-- Begin DATASET CONTENT --

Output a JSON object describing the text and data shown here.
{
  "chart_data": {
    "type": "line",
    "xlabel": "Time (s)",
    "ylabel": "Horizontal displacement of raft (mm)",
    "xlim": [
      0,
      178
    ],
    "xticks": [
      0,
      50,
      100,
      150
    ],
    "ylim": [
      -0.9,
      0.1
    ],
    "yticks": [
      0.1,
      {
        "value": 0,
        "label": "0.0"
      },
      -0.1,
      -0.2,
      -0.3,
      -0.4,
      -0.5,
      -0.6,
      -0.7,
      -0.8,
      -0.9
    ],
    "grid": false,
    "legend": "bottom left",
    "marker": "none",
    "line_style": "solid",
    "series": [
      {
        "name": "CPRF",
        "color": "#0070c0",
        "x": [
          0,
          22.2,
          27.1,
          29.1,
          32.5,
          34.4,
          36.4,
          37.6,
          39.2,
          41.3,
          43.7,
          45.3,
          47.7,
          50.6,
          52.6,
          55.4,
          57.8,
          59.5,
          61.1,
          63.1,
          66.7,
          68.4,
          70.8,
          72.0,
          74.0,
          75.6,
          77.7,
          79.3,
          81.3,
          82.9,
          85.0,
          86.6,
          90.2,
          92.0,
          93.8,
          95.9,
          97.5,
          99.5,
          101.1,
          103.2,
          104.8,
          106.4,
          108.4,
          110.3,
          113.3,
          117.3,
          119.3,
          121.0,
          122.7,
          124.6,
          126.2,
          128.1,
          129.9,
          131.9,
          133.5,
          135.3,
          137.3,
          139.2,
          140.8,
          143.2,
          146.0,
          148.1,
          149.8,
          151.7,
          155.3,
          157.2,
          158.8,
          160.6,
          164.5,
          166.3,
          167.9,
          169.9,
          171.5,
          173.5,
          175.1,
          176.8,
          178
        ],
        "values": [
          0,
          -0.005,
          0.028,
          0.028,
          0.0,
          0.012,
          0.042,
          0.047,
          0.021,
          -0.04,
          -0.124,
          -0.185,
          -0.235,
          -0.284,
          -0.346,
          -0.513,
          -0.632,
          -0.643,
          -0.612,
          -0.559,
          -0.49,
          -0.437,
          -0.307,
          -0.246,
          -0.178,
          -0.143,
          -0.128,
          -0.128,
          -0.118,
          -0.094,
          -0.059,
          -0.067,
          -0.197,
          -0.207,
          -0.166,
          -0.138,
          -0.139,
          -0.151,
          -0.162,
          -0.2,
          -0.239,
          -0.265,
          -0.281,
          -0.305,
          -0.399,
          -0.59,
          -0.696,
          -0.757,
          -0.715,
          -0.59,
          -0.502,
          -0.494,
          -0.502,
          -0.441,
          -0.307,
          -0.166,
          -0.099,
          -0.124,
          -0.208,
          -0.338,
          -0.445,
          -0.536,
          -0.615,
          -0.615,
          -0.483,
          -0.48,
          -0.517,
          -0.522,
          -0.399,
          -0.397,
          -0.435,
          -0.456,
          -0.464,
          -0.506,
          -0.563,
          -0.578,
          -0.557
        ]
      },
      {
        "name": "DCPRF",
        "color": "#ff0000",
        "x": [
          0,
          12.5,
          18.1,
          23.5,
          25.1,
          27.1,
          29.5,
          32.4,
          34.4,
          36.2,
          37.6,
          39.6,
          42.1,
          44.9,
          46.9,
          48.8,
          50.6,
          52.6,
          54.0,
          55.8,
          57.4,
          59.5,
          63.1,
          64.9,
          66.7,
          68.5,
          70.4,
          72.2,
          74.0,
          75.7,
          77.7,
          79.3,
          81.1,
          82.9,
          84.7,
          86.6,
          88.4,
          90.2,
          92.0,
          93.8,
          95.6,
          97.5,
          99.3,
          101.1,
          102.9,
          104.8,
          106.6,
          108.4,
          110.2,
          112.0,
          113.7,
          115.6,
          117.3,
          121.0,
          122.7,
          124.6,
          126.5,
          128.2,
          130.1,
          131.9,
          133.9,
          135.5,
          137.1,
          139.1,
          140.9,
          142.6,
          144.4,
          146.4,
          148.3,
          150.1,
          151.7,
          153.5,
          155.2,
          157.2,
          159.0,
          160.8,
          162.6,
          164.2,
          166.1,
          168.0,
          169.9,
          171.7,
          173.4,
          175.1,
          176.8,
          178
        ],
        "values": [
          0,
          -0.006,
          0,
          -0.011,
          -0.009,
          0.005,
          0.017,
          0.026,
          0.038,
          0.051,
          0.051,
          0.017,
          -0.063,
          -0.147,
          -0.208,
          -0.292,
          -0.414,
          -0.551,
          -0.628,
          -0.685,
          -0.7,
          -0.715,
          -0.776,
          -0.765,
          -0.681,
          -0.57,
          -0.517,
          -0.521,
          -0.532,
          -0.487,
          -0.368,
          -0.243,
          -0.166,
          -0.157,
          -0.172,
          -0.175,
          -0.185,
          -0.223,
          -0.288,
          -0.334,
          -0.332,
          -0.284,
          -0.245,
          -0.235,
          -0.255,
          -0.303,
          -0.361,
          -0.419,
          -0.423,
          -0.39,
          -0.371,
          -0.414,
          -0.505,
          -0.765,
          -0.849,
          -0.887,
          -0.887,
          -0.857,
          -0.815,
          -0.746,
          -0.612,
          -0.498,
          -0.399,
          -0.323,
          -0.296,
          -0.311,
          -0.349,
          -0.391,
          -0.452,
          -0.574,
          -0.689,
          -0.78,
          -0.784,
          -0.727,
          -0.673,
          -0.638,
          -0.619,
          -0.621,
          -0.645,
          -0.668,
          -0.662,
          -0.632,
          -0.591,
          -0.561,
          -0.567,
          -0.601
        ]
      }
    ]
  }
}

-- End DATASET CONTENT --

## EXERCISE DESCRIPTION
Reproduce the listing in full. Keep it exactly as written.

## WRITTEN ANSWER
Output a JSON object describing the text and data shown here.
{
  "chart_data": {
    "type": "line",
    "xlabel": "Time (s)",
    "ylabel": "Horizontal displacement of raft (mm)",
    "xlim": [
      0,
      178
    ],
    "xticks": [
      0,
      50,
      100,
      150
    ],
    "ylim": [
      -0.9,
      0.1
    ],
    "yticks": [
      0.1,
      {
        "value": 0,
        "label": "0.0"
      },
      -0.1,
      -0.2,
      -0.3,
      -0.4,
      -0.5,
      -0.6,
      -0.7,
      -0.8,
      -0.9
    ],
    "grid": false,
    "legend": "bottom left",
    "marker": "none",
    "line_style": "solid",
    "series": [
      {
        "name": "CPRF",
        "color": "#0070c0",
        "x": [
          0,
          22.2,
          27.1,
          29.1,
          32.5,
          34.4,
          36.4,
          37.6,
          39.2,
          41.3,
          43.7,
          45.3,
          47.7,
          50.6,
          52.6,
          55.4,
          57.8,
          59.5,
          61.1,
          63.1,
          66.7,
          68.4,
          70.8,
          72.0,
          74.0,
          75.6,
          77.7,
          79.3,
          81.3,
          82.9,
          85.0,
          86.6,
          90.2,
          92.0,
          93.8,
          95.9,
          97.5,
          99.5,
          101.1,
          103.2,
          104.8,
          106.4,
          108.4,
          110.3,
          113.3,
          117.3,
          119.3,
          121.0,
          122.7,
          124.6,
          126.2,
          128.1,
          129.9,
          131.9,
          133.5,
          135.3,
          137.3,
          139.2,
          140.8,
          143.2,
          146.0,
          148.1,
          149.8,
          151.7,
          155.3,
          157.2,
          158.8,
          160.6,
          164.5,
          166.3,
          167.9,
          169.9,
          171.5,
          173.5,
          175.1,
          176.8,
          178
        ],
        "values": [
          0,
          -0.005,
          0.028,
          0.028,
          0.0,
          0.012,
          0.042,
          0.047,
          0.021,
          -0.04,
          -0.124,
          -0.185,
          -0.235,
          -0.284,
          -0.346,
          -0.513,
          -0.632,
          -0.643,
          -0.612,
          -0.559,
          -0.49,
          -0.437,
          -0.307,
          -0.246,
          -0.178,
          -0.143,
          -0.128,
          -0.128,
          -0.118,
          -0.094,
          -0.059,
          -0.067,
          -0.197,
          -0.207,
          -0.166,
          -0.138,
          -0.139,
          -0.151,
          -0.162,
          -0.2,
          -0.239,
          -0.265,
          -0.281,
          -0.305,
          -0.399,
          -0.59,
          -0.696,
          -0.757,
          -0.715,
          -0.59,
          -0.502,
          -0.494,
          -0.502,
          -0.441,
          -0.307,
          -0.166,
          -0.099,
          -0.124,
          -0.208,
          -0.338,
          -0.445,
          -0.536,
          -0.615,
          -0.615,
          -0.483,
          -0.48,
          -0.517,
          -0.522,
          -0.399,
          -0.397,
          -0.435,
          -0.456,
          -0.464,
          -0.506,
          -0.563,
          -0.578,
          -0.557
        ]
      },
      {
        "name": "DCPRF",
        "color": "#ff0000",
        "x": [
          0,
          12.5,
          18.1,
          23.5,
          25.1,
          27.1,
          29.5,
          32.4,
          34.4,
          36.2,
          37.6,
          39.6,
          42.1,
          44.9,
          46.9,
          48.8,
          50.6,
          52.6,
          54.0,
          55.8,
          57.4,
          59.5,
          63.1,
          64.9,
          66.7,
          68.5,
          70.4,
          72.2,
          74.0,
          75.7,
          77.7,
          79.3,
          81.1,
          82.9,
          84.7,
          86.6,
          88.4,
          90.2,
          92.0,
          93.8,
          95.6,
          97.5,
          99.3,
          101.1,
          102.9,
          104.8,
          106.6,
          108.4,
          110.2,
          112.0,
          113.7,
          115.6,
          117.3,
          121.0,
          122.7,
          124.6,
          126.5,
          128.2,
          130.1,
          131.9,
          133.9,
          135.5,
          137.1,
          139.1,
          140.9,
          142.6,
          144.4,
          146.4,
          148.3,
          150.1,
          151.7,
          153.5,
          155.2,
          157.2,
          159.0,
          160.8,
          162.6,
          164.2,
          166.1,
          168.0,
          169.9,
          171.7,
          173.4,
          175.1,
          176.8,
          178
        ],
        "values": [
          0,
          -0.006,
          0,
          -0.011,
          -0.009,
          0.005,
          0.017,
          0.026,
          0.038,
          0.051,
          0.051,
          0.017,
          -0.063,
          -0.147,
          -0.208,
          -0.292,
          -0.414,
          -0.551,
          -0.628,
          -0.685,
          -0.7,
          -0.715,
          -0.776,
          -0.765,
          -0.681,
          -0.57,
          -0.517,
          -0.521,
          -0.532,
          -0.487,
          -0.368,
          -0.243,
          -0.166,
          -0.157,
          -0.172,
          -0.175,
          -0.185,
          -0.223,
          -0.288,
          -0.334,
          -0.332,
          -0.284,
          -0.245,
          -0.235,
          -0.255,
          -0.303,
          -0.361,
          -0.419,
          -0.423,
          -0.39,
          -0.371,
          -0.414,
          -0.505,
          -0.765,
          -0.849,
          -0.887,
          -0.887,
          -0.857,
          -0.815,
          -0.746,
          -0.612,
          -0.498,
          -0.399,
          -0.323,
          -0.296,
          -0.311,
          -0.349,
          -0.391,
          -0.452,
          -0.574,
          -0.689,
          -0.78,
          -0.784,
          -0.727,
          -0.673,
          -0.638,
          -0.619,
          -0.621,
          -0.645,
          -0.668,
          -0.662,
          -0.632,
          -0.591,
          -0.561,
          -0.567,
          -0.601
        ]
      }
    ]
  }
}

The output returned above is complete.